»»
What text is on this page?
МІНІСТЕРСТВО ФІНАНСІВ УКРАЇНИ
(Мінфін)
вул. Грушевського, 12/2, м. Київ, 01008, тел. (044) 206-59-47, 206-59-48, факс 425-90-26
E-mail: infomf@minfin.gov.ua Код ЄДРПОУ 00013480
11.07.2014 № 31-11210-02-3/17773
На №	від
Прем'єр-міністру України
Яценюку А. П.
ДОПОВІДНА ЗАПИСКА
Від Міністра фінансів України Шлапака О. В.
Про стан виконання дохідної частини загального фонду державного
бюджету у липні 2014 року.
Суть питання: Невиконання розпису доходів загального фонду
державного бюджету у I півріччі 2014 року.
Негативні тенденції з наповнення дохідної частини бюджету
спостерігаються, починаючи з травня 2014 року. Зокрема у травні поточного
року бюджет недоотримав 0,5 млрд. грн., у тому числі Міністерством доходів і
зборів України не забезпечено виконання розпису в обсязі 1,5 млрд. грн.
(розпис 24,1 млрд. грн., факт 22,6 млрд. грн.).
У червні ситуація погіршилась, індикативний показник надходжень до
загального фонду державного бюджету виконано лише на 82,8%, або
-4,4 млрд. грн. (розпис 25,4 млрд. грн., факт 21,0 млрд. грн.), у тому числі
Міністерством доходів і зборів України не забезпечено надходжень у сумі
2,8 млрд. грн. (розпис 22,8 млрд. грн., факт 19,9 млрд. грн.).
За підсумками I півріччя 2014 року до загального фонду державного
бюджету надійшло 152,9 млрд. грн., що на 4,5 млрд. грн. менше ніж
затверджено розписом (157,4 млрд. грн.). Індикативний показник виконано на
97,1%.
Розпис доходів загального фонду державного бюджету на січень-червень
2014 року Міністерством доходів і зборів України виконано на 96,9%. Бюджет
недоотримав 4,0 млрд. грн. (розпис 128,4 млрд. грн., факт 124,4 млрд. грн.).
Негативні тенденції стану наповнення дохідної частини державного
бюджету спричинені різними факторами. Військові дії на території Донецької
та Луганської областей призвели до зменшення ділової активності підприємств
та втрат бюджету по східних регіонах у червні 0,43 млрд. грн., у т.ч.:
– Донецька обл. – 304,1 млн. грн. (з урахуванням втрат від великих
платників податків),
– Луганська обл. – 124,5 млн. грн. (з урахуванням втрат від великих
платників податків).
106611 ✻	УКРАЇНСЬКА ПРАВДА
««
»»
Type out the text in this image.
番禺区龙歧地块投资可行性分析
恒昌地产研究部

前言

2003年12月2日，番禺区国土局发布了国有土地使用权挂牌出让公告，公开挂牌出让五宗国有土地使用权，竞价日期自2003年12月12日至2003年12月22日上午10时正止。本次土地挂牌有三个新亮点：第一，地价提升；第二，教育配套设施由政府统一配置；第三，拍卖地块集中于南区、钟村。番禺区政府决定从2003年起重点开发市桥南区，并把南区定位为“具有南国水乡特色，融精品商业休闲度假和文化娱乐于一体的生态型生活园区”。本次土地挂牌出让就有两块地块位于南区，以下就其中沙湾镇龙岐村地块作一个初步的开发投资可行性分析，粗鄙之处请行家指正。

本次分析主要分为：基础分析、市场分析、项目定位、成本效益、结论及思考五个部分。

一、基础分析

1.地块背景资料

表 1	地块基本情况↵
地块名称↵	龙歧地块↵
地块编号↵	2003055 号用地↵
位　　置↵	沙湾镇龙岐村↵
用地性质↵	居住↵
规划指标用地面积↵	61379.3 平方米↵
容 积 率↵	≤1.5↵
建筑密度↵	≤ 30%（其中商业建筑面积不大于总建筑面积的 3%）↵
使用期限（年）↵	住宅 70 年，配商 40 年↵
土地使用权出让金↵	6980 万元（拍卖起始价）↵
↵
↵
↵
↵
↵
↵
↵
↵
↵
««
### WHAT YOU SHOULD DO:
Identify lines with the string "платників". Copy each one.

### THE RESULT:
платників податків),
платників податків).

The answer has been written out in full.